AIM OF THE EXERCISE: Wherever the word "content" appears in a line, extract that line.

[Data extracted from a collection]
▽

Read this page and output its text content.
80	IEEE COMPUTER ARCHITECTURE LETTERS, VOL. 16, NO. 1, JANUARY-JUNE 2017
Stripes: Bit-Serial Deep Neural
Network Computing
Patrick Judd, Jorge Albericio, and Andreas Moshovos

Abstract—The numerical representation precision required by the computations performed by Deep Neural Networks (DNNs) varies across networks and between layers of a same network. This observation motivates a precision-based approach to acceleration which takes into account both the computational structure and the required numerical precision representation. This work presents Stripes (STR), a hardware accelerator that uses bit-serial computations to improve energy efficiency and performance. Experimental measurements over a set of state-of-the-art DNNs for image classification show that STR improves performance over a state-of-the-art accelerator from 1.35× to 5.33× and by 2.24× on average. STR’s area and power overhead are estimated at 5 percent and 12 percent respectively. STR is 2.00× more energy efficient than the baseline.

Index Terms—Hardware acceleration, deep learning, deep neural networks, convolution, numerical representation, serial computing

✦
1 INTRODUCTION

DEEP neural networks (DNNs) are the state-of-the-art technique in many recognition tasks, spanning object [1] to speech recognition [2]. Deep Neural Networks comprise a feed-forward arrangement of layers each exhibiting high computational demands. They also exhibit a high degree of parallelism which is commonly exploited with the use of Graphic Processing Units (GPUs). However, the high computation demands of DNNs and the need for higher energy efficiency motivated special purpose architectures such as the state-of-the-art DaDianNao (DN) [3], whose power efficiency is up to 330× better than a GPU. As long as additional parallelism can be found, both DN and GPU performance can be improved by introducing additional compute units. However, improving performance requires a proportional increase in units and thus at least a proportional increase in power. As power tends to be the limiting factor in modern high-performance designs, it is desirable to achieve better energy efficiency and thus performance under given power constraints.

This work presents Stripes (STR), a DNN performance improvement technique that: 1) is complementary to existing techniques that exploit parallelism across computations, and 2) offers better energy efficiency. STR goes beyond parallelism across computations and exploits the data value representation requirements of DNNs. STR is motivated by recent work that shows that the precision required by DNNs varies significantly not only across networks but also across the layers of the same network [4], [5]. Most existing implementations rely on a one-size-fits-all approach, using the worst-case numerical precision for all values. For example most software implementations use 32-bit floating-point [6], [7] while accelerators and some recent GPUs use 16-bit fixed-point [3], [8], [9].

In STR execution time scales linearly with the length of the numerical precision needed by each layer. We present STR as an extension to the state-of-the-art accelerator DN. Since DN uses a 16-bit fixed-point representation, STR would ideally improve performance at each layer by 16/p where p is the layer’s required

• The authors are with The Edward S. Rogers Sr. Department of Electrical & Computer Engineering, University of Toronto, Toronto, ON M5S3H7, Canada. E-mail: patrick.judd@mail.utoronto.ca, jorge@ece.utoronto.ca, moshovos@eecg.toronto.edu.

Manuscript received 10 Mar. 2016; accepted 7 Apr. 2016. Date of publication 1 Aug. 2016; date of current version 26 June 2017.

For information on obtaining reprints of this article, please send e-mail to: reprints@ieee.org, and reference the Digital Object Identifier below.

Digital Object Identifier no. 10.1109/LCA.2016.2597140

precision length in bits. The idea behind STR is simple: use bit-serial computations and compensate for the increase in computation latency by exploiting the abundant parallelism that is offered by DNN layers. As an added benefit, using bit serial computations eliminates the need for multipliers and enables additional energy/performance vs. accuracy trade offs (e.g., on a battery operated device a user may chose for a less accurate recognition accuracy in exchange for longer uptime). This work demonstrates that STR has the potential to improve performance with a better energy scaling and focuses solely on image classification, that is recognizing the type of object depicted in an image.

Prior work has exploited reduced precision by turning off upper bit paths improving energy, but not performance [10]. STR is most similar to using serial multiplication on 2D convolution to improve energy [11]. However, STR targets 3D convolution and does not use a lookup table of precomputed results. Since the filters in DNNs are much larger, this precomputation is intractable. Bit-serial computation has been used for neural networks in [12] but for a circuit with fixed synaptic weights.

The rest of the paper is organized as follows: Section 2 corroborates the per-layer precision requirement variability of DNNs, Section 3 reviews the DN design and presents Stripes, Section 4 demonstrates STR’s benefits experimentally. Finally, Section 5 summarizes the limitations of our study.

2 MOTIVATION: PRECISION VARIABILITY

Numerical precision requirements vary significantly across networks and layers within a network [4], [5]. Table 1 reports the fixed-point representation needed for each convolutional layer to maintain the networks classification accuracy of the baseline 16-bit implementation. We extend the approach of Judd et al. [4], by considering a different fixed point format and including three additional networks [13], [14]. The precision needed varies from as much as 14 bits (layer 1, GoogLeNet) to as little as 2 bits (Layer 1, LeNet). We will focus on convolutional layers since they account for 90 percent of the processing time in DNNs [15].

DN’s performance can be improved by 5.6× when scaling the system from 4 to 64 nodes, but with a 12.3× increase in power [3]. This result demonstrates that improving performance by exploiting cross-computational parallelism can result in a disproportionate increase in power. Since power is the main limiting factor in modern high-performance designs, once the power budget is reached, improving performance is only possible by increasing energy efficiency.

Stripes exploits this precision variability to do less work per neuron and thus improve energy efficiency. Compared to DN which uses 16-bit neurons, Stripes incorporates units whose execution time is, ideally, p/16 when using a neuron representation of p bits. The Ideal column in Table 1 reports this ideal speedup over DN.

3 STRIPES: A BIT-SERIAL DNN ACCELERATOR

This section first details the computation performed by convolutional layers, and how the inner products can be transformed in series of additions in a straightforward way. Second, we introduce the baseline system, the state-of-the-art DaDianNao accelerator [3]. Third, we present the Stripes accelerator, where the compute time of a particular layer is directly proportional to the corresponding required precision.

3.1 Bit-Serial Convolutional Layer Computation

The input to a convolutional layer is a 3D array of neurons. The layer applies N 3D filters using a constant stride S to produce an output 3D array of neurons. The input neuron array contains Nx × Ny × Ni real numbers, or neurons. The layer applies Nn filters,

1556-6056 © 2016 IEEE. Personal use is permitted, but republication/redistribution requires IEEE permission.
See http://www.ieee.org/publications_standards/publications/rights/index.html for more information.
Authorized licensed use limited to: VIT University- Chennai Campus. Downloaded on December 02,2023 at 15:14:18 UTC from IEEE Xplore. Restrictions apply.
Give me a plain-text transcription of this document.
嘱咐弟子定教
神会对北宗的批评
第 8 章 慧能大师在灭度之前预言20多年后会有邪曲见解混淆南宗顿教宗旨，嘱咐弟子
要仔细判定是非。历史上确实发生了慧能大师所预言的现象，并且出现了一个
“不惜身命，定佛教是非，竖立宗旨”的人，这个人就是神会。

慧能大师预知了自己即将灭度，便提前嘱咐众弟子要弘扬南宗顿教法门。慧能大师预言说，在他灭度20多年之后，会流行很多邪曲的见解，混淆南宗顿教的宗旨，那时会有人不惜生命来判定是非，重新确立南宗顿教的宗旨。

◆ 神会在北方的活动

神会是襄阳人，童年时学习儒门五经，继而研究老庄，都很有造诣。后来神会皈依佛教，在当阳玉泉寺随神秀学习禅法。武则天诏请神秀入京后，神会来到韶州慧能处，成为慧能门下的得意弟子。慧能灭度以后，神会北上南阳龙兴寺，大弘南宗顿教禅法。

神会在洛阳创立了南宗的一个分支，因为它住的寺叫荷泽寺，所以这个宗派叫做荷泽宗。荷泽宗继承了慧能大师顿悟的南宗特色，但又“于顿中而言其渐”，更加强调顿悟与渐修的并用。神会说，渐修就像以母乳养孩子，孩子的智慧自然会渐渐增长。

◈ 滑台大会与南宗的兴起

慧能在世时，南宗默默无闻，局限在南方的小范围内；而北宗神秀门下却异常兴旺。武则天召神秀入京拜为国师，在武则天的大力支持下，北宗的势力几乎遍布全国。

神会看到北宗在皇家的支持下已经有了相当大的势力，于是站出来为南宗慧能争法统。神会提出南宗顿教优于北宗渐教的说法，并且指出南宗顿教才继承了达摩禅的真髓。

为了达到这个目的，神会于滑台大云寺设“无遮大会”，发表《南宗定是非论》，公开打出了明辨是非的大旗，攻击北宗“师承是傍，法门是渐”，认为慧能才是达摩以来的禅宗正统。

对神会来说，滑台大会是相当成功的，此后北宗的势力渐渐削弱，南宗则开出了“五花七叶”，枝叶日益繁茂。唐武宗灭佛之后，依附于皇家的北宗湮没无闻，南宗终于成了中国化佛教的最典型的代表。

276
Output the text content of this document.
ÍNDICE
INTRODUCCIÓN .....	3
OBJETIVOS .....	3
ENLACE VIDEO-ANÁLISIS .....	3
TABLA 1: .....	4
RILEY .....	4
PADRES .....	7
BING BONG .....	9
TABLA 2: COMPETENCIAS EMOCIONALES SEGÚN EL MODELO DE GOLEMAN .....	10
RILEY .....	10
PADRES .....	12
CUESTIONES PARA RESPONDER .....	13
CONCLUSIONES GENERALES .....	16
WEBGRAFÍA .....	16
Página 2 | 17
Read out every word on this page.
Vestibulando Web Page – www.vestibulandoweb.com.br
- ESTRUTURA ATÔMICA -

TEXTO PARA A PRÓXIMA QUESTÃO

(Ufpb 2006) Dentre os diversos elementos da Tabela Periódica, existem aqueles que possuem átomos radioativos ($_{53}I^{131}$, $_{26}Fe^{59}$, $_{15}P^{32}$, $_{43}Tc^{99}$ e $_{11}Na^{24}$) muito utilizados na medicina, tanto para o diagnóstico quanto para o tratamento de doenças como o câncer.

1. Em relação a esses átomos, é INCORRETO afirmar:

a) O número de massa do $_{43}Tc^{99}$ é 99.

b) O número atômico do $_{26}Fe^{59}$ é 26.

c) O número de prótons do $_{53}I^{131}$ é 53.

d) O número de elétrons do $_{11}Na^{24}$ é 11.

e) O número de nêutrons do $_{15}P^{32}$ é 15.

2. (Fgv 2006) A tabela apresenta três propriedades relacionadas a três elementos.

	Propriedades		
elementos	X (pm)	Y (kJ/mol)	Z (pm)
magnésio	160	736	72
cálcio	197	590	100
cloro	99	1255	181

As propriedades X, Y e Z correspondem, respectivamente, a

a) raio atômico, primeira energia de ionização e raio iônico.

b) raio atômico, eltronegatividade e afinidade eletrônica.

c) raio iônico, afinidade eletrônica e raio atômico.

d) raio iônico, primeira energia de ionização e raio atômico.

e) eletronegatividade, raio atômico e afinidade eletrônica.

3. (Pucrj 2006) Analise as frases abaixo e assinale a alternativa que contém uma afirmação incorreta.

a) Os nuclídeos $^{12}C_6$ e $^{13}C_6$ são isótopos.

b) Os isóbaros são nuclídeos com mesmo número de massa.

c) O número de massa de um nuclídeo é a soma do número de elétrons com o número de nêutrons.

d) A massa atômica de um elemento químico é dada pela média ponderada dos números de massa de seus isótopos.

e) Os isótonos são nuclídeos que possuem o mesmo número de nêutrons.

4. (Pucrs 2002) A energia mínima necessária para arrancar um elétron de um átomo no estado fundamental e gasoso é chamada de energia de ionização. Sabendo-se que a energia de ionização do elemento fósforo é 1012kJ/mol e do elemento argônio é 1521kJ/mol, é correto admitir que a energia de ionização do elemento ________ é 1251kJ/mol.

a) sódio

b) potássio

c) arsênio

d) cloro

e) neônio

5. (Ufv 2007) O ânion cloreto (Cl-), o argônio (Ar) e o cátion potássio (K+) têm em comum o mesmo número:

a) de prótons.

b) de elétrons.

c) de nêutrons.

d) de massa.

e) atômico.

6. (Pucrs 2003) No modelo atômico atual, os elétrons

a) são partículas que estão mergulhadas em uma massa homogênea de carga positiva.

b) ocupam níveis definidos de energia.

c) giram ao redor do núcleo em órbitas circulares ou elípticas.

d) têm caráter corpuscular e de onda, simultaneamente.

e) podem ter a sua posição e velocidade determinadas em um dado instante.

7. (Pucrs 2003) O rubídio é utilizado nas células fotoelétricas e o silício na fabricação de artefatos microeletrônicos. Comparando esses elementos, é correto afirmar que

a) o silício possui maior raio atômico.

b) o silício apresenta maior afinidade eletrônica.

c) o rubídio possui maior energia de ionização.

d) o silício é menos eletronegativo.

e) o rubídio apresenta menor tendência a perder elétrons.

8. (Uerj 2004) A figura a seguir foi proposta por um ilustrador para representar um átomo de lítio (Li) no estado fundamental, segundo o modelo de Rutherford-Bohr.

△

EXERCISE OUTPUT:
Read this page and output its text content.
Output the text content of this document.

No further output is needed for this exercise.